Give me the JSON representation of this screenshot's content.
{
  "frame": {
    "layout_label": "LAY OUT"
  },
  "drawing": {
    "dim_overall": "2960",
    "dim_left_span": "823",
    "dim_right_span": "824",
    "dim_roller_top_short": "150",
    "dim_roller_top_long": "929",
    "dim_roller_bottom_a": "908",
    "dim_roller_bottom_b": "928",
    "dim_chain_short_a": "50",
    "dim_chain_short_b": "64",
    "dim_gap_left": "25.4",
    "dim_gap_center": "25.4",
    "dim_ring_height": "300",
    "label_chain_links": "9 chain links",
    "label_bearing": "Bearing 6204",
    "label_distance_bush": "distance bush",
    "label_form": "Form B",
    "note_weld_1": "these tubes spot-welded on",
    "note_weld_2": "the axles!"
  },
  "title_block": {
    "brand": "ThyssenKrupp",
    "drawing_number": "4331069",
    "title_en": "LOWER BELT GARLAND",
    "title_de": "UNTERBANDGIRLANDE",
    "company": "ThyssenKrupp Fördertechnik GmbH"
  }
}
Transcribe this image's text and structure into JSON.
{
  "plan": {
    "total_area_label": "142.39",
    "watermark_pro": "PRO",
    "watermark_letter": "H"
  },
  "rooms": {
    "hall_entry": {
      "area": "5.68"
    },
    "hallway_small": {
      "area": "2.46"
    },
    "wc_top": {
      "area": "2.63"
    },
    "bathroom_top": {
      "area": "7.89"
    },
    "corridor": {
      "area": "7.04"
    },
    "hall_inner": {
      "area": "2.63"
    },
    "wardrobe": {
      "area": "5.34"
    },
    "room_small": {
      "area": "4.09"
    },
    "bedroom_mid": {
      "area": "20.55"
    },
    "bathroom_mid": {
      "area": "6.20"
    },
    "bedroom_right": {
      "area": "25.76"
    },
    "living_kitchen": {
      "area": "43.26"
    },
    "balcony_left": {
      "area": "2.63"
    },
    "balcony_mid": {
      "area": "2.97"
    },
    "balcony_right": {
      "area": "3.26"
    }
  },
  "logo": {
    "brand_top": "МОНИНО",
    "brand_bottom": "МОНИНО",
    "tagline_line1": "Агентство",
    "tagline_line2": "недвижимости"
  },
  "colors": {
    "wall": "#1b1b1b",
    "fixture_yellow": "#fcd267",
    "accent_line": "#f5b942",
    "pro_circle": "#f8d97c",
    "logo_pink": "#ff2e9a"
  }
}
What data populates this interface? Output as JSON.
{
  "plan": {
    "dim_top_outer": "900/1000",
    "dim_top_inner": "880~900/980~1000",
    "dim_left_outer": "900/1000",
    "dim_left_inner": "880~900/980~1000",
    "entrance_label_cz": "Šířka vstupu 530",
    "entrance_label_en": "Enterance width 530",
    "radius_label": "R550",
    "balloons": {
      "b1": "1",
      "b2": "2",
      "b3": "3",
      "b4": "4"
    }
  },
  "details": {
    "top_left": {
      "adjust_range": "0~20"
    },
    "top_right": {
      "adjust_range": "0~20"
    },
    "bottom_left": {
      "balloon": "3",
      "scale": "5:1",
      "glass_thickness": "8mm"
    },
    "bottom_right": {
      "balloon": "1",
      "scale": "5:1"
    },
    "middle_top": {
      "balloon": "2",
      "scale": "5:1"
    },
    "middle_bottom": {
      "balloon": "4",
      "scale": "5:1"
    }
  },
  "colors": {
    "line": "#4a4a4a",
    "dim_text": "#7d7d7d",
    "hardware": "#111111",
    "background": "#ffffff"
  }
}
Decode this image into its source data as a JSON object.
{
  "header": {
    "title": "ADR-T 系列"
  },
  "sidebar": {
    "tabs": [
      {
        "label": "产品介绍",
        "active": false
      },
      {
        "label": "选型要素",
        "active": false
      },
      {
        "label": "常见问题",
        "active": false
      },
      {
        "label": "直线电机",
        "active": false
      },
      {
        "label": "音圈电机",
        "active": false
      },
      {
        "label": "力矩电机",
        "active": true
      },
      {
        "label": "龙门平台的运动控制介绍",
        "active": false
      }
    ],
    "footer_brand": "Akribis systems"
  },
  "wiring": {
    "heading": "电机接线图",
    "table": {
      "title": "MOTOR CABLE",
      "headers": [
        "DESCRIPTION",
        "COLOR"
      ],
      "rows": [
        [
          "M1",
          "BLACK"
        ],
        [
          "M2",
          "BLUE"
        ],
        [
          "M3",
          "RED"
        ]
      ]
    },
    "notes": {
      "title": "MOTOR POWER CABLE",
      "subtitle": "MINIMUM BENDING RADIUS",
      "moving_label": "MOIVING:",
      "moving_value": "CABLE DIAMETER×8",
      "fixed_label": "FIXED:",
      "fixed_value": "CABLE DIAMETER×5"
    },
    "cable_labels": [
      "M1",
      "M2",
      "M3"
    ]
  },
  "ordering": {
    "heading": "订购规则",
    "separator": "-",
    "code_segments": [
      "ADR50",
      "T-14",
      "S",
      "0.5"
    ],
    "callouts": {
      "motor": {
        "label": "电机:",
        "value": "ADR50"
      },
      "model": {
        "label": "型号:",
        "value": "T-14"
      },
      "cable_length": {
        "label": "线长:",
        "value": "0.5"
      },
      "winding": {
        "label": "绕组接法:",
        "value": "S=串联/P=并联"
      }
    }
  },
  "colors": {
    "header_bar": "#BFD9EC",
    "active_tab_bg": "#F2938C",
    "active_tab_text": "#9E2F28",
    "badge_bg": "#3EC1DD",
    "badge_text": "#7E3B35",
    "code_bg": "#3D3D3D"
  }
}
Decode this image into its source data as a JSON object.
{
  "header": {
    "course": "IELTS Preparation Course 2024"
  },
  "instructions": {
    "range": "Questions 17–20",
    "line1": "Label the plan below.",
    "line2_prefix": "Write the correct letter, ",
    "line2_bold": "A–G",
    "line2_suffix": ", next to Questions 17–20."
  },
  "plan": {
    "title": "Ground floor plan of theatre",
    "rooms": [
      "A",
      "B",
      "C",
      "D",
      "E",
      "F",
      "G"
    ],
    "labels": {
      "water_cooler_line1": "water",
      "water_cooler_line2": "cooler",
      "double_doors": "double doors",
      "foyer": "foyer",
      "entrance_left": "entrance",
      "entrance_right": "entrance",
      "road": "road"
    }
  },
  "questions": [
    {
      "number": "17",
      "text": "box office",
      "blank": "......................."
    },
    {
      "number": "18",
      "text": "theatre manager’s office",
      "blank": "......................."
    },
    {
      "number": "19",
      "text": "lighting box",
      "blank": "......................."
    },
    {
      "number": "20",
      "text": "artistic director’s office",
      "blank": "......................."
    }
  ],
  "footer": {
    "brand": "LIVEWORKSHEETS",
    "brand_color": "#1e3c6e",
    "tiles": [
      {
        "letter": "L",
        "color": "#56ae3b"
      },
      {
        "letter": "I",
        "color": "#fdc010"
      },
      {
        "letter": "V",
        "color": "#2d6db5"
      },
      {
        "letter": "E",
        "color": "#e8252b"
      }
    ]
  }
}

Exercise task: Every entry should be printed again exactly as written.

Solution:
Give me the JSON representation of this screenshot's content.
{
  "frame": {
    "layout_label": "LAY OUT"
  },
  "drawing": {
    "dim_overall": "2960",
    "dim_left_span": "823",
    "dim_right_span": "824",
    "dim_roller_top_short": "150",
    "dim_roller_top_long": "929",
    "dim_roller_bottom_a": "908",
    "dim_roller_bottom_b": "928",
    "dim_chain_short_a": "50",
    "dim_chain_short_b": "64",
    "dim_gap_left": "25.4",
    "dim_gap_center": "25.4",
    "dim_ring_height": "300",
    "label_chain_links": "9 chain links",
    "label_bearing": "Bearing 6204",
    "label_distance_bush": "distance bush",
    "label_form": "Form B",
    "note_weld_1": "these tubes spot-welded on",
    "note_weld_2": "the axles!"
  },
  "title_block": {
    "brand": "ThyssenKrupp",
    "drawing_number": "4331069",
    "title_en": "LOWER BELT GARLAND",
    "title_de": "UNTERBANDGIRLANDE",
    "company": "ThyssenKrupp Fördertechnik GmbH"
  }
}
Transcribe this image's text and structure into JSON.
{
  "plan": {
    "total_area_label": "142.39",
    "watermark_pro": "PRO",
    "watermark_letter": "H"
  },
  "rooms": {
    "hall_entry": {
      "area": "5.68"
    },
    "hallway_small": {
      "area": "2.46"
    },
    "wc_top": {
      "area": "2.63"
    },
    "bathroom_top": {
      "area": "7.89"
    },
    "corridor": {
      "area": "7.04"
    },
    "hall_inner": {
      "area": "2.63"
    },
    "wardrobe": {
      "area": "5.34"
    },
    "room_small": {
      "area": "4.09"
    },
    "bedroom_mid": {
      "area": "20.55"
    },
    "bathroom_mid": {
      "area": "6.20"
    },
    "bedroom_right": {
      "area": "25.76"
    },
    "living_kitchen": {
      "area": "43.26"
    },
    "balcony_left": {
      "area": "2.63"
    },
    "balcony_mid": {
      "area": "2.97"
    },
    "balcony_right": {
      "area": "3.26"
    }
  },
  "logo": {
    "brand_top": "МОНИНО",
    "brand_bottom": "МОНИНО",
    "tagline_line1": "Агентство",
    "tagline_line2": "недвижимости"
  },
  "colors": {
    "wall": "#1b1b1b",
    "fixture_yellow": "#fcd267",
    "accent_line": "#f5b942",
    "pro_circle": "#f8d97c",
    "logo_pink": "#ff2e9a"
  }
}
What data populates this interface? Output as JSON.
{
  "plan": {
    "dim_top_outer": "900/1000",
    "dim_top_inner": "880~900/980~1000",
    "dim_left_outer": "900/1000",
    "dim_left_inner": "880~900/980~1000",
    "entrance_label_cz": "Šířka vstupu 530",
    "entrance_label_en": "Enterance width 530",
    "radius_label": "R550",
    "balloons": {
      "b1": "1",
      "b2": "2",
      "b3": "3",
      "b4": "4"
    }
  },
  "details": {
    "top_left": {
      "adjust_range": "0~20"
    },
    "top_right": {
      "adjust_range": "0~20"
    },
    "bottom_left": {
      "balloon": "3",
      "scale": "5:1",
      "glass_thickness": "8mm"
    },
    "bottom_right": {
      "balloon": "1",
      "scale": "5:1"
    },
    "middle_top": {
      "balloon": "2",
      "scale": "5:1"
    },
    "middle_bottom": {
      "balloon": "4",
      "scale": "5:1"
    }
  },
  "colors": {
    "line": "#4a4a4a",
    "dim_text": "#7d7d7d",
    "hardware": "#111111",
    "background": "#ffffff"
  }
}
Decode this image into its source data as a JSON object.
{
  "header": {
    "title": "ADR-T 系列"
  },
  "sidebar": {
    "tabs": [
      {
        "label": "产品介绍",
        "active": false
      },
      {
        "label": "选型要素",
        "active": false
      },
      {
        "label": "常见问题",
        "active": false
      },
      {
        "label": "直线电机",
        "active": false
      },
      {
        "label": "音圈电机",
        "active": false
      },
      {
        "label": "力矩电机",
        "active": true
      },
      {
        "label": "龙门平台的运动控制介绍",
        "active": false
      }
    ],
    "footer_brand": "Akribis systems"
  },
  "wiring": {
    "heading": "电机接线图",
    "table": {
      "title": "MOTOR CABLE",
      "headers": [
        "DESCRIPTION",
        "COLOR"
      ],
      "rows": [
        [
          "M1",
          "BLACK"
        ],
        [
          "M2",
          "BLUE"
        ],
        [
          "M3",
          "RED"
        ]
      ]
    },
    "notes": {
      "title": "MOTOR POWER CABLE",
      "subtitle": "MINIMUM BENDING RADIUS",
      "moving_label": "MOIVING:",
      "moving_value": "CABLE DIAMETER×8",
      "fixed_label": "FIXED:",
      "fixed_value": "CABLE DIAMETER×5"
    },
    "cable_labels": [
      "M1",
      "M2",
      "M3"
    ]
  },
  "ordering": {
    "heading": "订购规则",
    "separator": "-",
    "code_segments": [
      "ADR50",
      "T-14",
      "S",
      "0.5"
    ],
    "callouts": {
      "motor": {
        "label": "电机:",
        "value": "ADR50"
      },
      "model": {
        "label": "型号:",
        "value": "T-14"
      },
      "cable_length": {
        "label": "线长:",
        "value": "0.5"
      },
      "winding": {
        "label": "绕组接法:",
        "value": "S=串联/P=并联"
      }
    }
  },
  "colors": {
    "header_bar": "#BFD9EC",
    "active_tab_bg": "#F2938C",
    "active_tab_text": "#9E2F28",
    "badge_bg": "#3EC1DD",
    "badge_text": "#7E3B35",
    "code_bg": "#3D3D3D"
  }
}
Decode this image into its source data as a JSON object.
{
  "header": {
    "course": "IELTS Preparation Course 2024"
  },
  "instructions": {
    "range": "Questions 17–20",
    "line1": "Label the plan below.",
    "line2_prefix": "Write the correct letter, ",
    "line2_bold": "A–G",
    "line2_suffix": ", next to Questions 17–20."
  },
  "plan": {
    "title": "Ground floor plan of theatre",
    "rooms": [
      "A",
      "B",
      "C",
      "D",
      "E",
      "F",
      "G"
    ],
    "labels": {
      "water_cooler_line1": "water",
      "water_cooler_line2": "cooler",
      "double_doors": "double doors",
      "foyer": "foyer",
      "entrance_left": "entrance",
      "entrance_right": "entrance",
      "road": "road"
    }
  },
  "questions": [
    {
      "number": "17",
      "text": "box office",
      "blank": "......................."
    },
    {
      "number": "18",
      "text": "theatre manager’s office",
      "blank": "......................."
    },
    {
      "number": "19",
      "text": "lighting box",
      "blank": "......................."
    },
    {
      "number": "20",
      "text": "artistic director’s office",
      "blank": "......................."
    }
  ],
  "footer": {
    "brand": "LIVEWORKSHEETS",
    "brand_color": "#1e3c6e",
    "tiles": [
      {
        "letter": "L",
        "color": "#56ae3b"
      },
      {
        "letter": "I",
        "color": "#fdc010"
      },
      {
        "letter": "V",
        "color": "#2d6db5"
      },
      {
        "letter": "E",
        "color": "#e8252b"
      }
    ]
  }
}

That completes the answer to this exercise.